■ What you are asked to do: Pick out the lines below with "وكذا" and list them.

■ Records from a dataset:
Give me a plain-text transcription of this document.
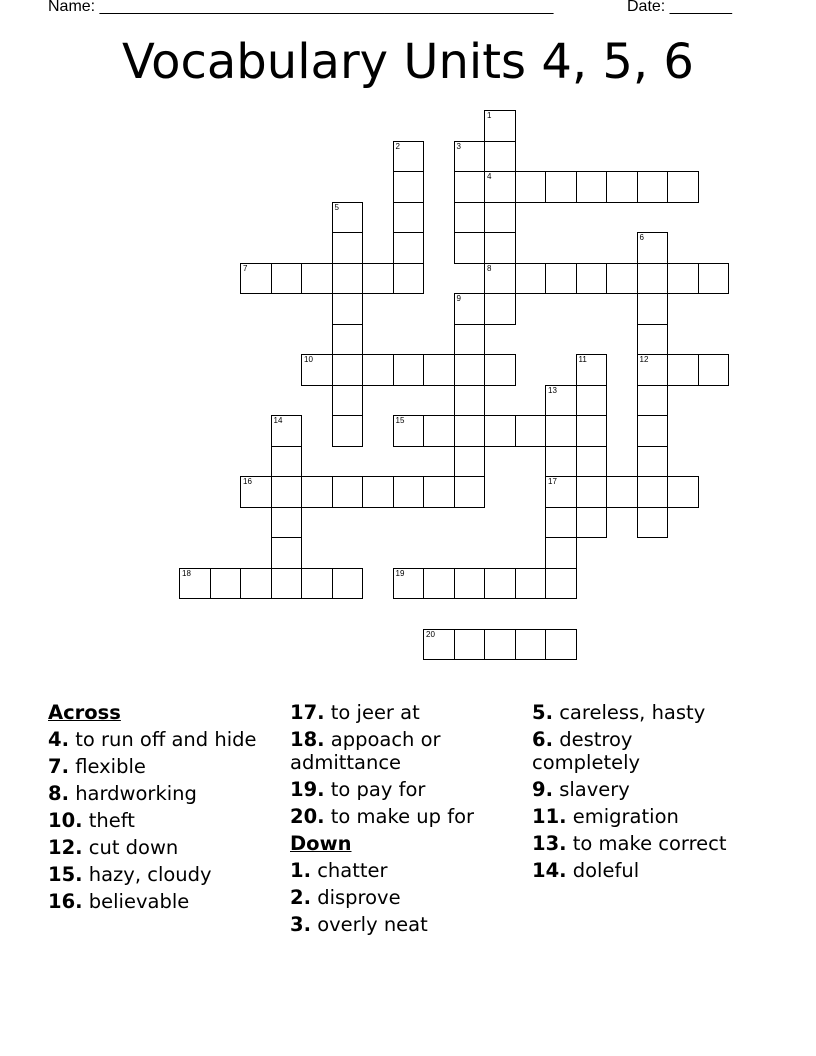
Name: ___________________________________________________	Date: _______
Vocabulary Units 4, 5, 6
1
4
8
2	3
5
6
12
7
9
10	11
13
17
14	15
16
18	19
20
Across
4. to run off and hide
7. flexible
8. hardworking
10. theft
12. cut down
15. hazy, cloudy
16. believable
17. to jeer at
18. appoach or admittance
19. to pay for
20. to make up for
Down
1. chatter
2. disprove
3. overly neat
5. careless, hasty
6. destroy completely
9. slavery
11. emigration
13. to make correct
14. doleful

* * *

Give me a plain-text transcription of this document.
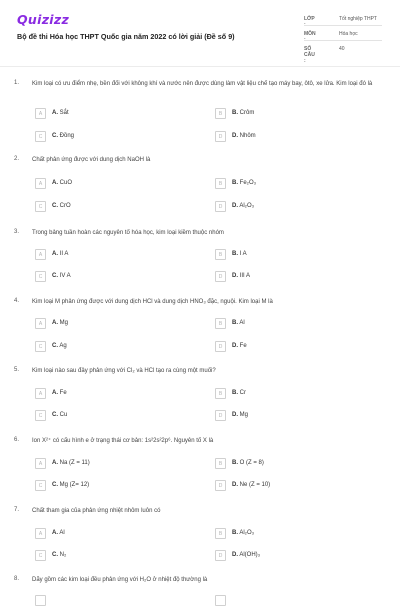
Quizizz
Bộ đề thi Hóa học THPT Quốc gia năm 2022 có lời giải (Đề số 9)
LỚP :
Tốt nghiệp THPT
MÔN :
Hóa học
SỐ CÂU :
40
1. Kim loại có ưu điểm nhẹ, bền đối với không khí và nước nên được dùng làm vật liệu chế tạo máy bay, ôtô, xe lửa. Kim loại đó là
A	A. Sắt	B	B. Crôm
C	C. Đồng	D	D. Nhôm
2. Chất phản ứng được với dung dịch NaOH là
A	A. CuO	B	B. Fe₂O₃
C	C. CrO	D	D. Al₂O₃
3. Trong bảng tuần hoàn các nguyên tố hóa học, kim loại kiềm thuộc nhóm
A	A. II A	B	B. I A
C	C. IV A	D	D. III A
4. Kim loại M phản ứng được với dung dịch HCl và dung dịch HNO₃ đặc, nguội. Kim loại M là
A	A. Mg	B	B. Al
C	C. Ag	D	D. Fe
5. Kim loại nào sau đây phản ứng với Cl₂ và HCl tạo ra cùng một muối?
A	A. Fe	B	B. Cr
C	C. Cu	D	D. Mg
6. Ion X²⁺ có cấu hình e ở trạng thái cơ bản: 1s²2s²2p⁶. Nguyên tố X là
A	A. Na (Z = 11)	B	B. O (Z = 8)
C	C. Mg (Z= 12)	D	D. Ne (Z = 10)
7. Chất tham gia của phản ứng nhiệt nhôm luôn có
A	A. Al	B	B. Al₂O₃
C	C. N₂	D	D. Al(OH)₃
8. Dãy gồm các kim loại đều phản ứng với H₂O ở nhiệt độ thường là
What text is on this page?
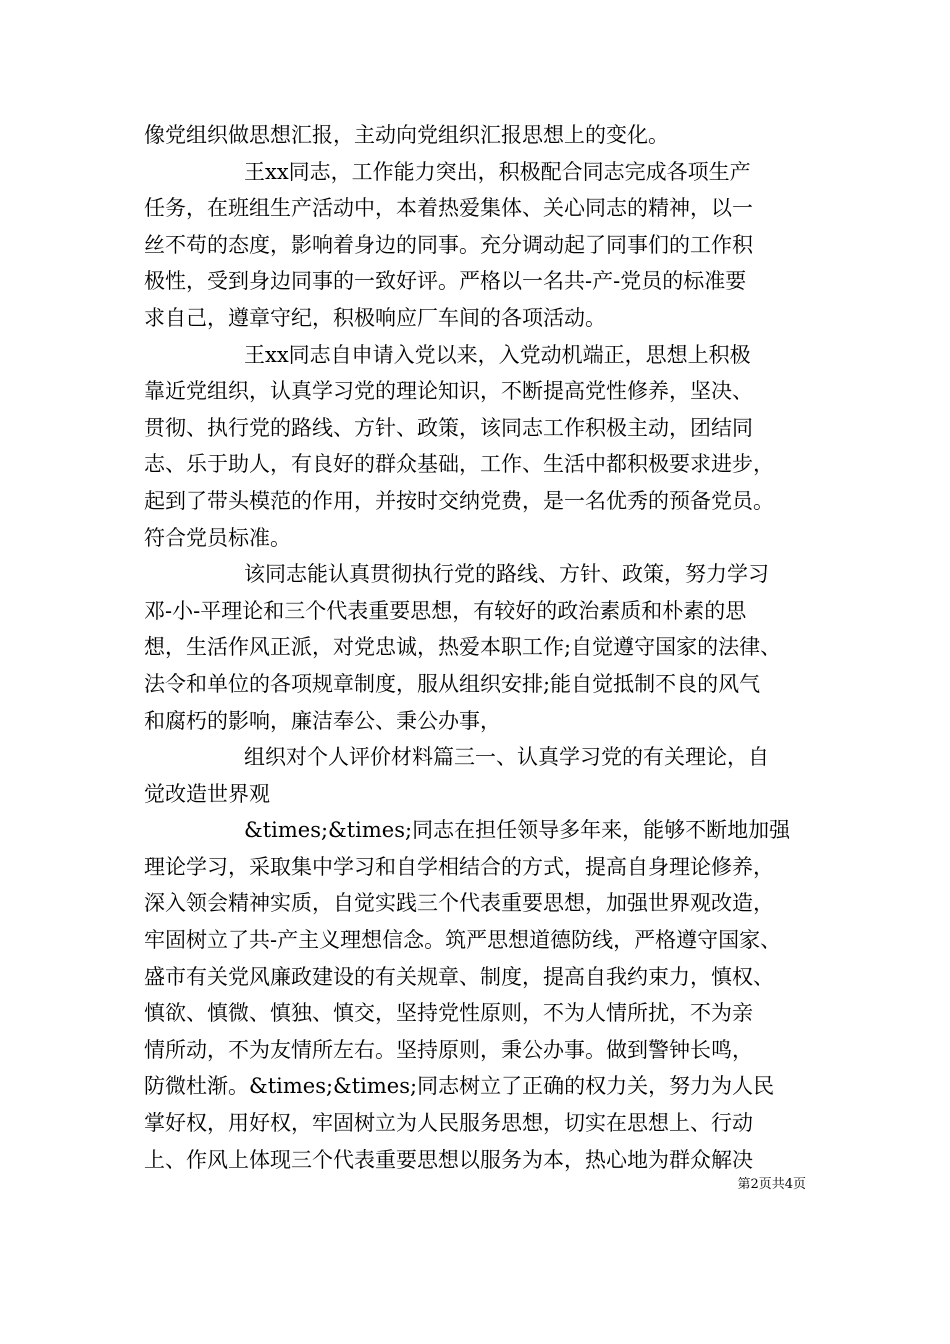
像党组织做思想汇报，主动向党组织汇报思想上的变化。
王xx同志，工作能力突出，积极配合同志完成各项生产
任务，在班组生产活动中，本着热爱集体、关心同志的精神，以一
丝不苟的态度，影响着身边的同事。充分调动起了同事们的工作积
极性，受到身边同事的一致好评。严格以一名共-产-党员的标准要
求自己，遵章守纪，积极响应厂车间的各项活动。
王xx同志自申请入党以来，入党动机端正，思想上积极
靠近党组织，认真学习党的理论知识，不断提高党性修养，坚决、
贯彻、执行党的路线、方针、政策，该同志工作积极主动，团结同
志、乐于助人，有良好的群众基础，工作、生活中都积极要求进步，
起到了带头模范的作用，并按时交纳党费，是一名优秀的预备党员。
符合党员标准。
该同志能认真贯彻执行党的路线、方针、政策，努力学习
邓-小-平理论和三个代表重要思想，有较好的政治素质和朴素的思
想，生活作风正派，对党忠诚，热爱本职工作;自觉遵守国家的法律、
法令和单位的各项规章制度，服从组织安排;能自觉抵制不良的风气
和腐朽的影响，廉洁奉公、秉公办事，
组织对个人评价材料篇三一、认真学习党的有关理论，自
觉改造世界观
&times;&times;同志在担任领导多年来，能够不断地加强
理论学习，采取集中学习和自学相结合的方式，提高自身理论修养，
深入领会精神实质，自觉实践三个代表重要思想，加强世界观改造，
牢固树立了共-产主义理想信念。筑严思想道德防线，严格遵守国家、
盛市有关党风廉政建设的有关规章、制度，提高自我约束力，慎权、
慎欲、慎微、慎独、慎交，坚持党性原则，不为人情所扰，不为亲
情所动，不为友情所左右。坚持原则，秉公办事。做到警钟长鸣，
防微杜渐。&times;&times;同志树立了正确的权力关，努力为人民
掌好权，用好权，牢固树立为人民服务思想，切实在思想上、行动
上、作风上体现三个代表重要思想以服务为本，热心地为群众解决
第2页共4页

--

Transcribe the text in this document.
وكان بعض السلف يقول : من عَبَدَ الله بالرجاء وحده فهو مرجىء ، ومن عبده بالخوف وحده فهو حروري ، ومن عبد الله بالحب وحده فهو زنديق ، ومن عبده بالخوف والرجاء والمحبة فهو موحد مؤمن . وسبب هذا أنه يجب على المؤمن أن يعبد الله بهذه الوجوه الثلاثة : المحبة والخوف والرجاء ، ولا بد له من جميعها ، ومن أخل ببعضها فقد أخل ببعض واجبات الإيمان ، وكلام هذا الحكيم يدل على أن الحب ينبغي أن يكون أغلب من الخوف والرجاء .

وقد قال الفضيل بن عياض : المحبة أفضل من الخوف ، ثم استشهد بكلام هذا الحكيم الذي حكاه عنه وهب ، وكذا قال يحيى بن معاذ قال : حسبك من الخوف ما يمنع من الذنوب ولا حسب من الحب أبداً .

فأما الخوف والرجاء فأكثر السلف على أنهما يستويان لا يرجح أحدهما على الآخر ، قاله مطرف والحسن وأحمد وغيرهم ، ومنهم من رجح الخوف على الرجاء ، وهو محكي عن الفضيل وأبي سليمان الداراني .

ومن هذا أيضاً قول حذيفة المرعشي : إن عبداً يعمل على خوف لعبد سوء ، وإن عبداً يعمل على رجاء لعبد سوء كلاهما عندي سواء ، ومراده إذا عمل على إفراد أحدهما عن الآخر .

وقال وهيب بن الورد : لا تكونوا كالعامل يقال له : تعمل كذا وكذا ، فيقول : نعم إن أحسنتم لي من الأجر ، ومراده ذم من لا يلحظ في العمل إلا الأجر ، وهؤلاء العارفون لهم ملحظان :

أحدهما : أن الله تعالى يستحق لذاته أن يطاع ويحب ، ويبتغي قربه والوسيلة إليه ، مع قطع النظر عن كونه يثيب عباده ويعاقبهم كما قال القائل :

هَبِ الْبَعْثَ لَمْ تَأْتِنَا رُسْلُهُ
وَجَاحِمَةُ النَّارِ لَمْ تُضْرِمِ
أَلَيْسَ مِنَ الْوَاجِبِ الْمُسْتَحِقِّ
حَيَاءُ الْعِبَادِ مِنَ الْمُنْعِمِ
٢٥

■ Finished task:
وقد قال الفضيل بن عياض : المحبة أفضل من الخوف ، ثم استشهد بكلام هذا الحكيم الذي حكاه عنه وهب ، وكذا قال يحيى بن معاذ قال : حسبك من الخوف ما يمنع من الذنوب ولا حسب من الحب أبداً .
وقال وهيب بن الورد : لا تكونوا كالعامل يقال له : تعمل كذا وكذا ، فيقول : نعم إن أحسنتم لي من الأجر ، ومراده ذم من لا يلحظ في العمل إلا الأجر ، وهؤلاء العارفون لهم ملحظان :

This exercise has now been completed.